TASK PROMPT
Copy all the entries below exactly, but not the pictures.

(Items from a data source)
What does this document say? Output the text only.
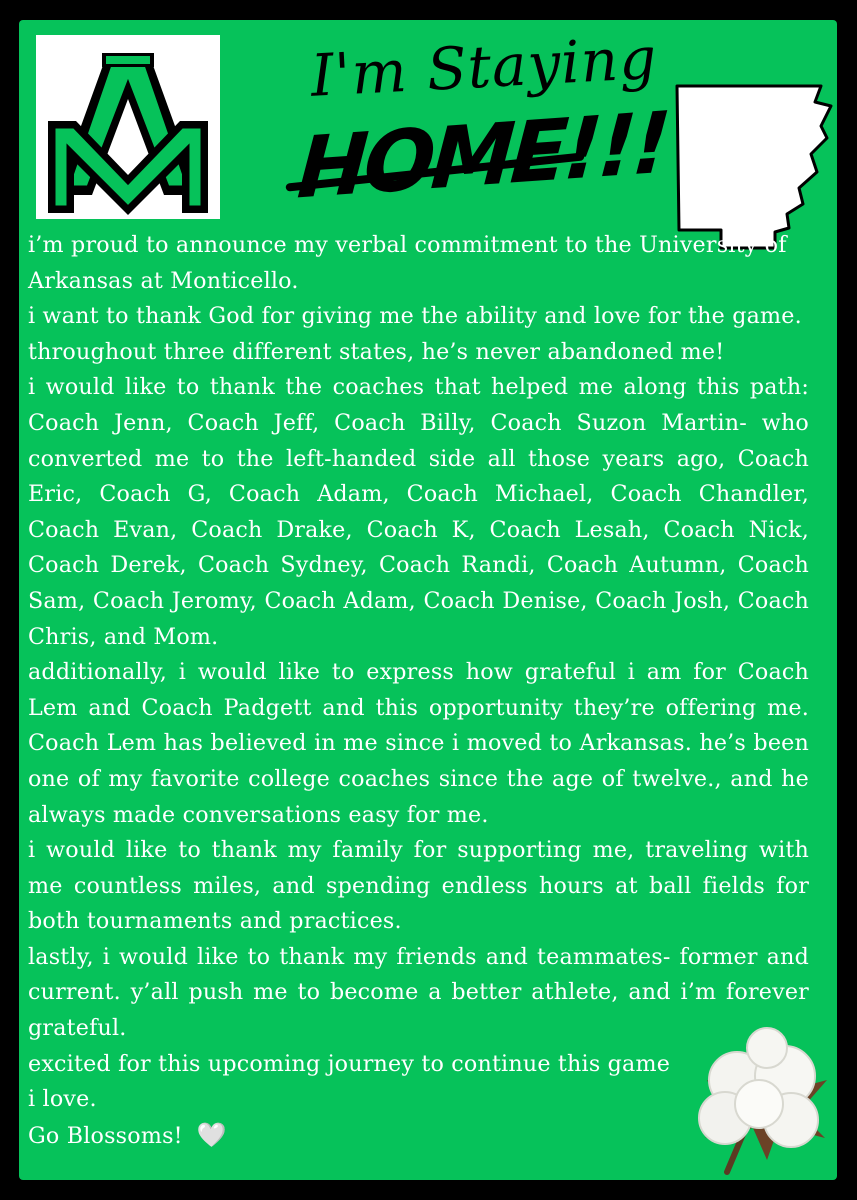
I'm Staying
HOME!!!

i’m proud to announce my verbal commitment to the University of Arkansas at Monticello.

i want to thank God for giving me the ability and love for the game.

throughout three different states, he’s never abandoned me!

i would like to thank the coaches that helped me along this path: Coach Jenn, Coach Jeff, Coach Billy, Coach Suzon Martin- who converted me to the left-handed side all those years ago, Coach Eric, Coach G, Coach Adam, Coach Michael, Coach Chandler, Coach Evan, Coach Drake, Coach K, Coach Lesah, Coach Nick, Coach Derek, Coach Sydney, Coach Randi, Coach Autumn, Coach Sam, Coach Jeromy, Coach Adam, Coach Denise, Coach Josh, Coach Chris, and Mom.

additionally, i would like to express how grateful i am for Coach Lem and Coach Padgett and this opportunity they’re offering me. Coach Lem has believed in me since i moved to Arkansas. he’s been one of my favorite college coaches since the age of twelve., and he always made conversations easy for me.

i would like to thank my family for supporting me, traveling with me countless miles, and spending endless hours at ball fields for both tournaments and practices.

lastly, i would like to thank my friends and teammates- former and current. y’all push me to become a better athlete, and i’m forever grateful.

excited for this upcoming journey to continue this game

i love.

Go Blossoms! 🤍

RESULT
What does this document say? Output the text only.
I'm Staying
HOME!!!

i’m proud to announce my verbal commitment to the University of Arkansas at Monticello.

i want to thank God for giving me the ability and love for the game.

throughout three different states, he’s never abandoned me!

i would like to thank the coaches that helped me along this path: Coach Jenn, Coach Jeff, Coach Billy, Coach Suzon Martin- who converted me to the left-handed side all those years ago, Coach Eric, Coach G, Coach Adam, Coach Michael, Coach Chandler, Coach Evan, Coach Drake, Coach K, Coach Lesah, Coach Nick, Coach Derek, Coach Sydney, Coach Randi, Coach Autumn, Coach Sam, Coach Jeromy, Coach Adam, Coach Denise, Coach Josh, Coach Chris, and Mom.

additionally, i would like to express how grateful i am for Coach Lem and Coach Padgett and this opportunity they’re offering me. Coach Lem has believed in me since i moved to Arkansas. he’s been one of my favorite college coaches since the age of twelve., and he always made conversations easy for me.

i would like to thank my family for supporting me, traveling with me countless miles, and spending endless hours at ball fields for both tournaments and practices.

lastly, i would like to thank my friends and teammates- former and current. y’all push me to become a better athlete, and i’m forever grateful.

excited for this upcoming journey to continue this game

i love.

Go Blossoms! 🤍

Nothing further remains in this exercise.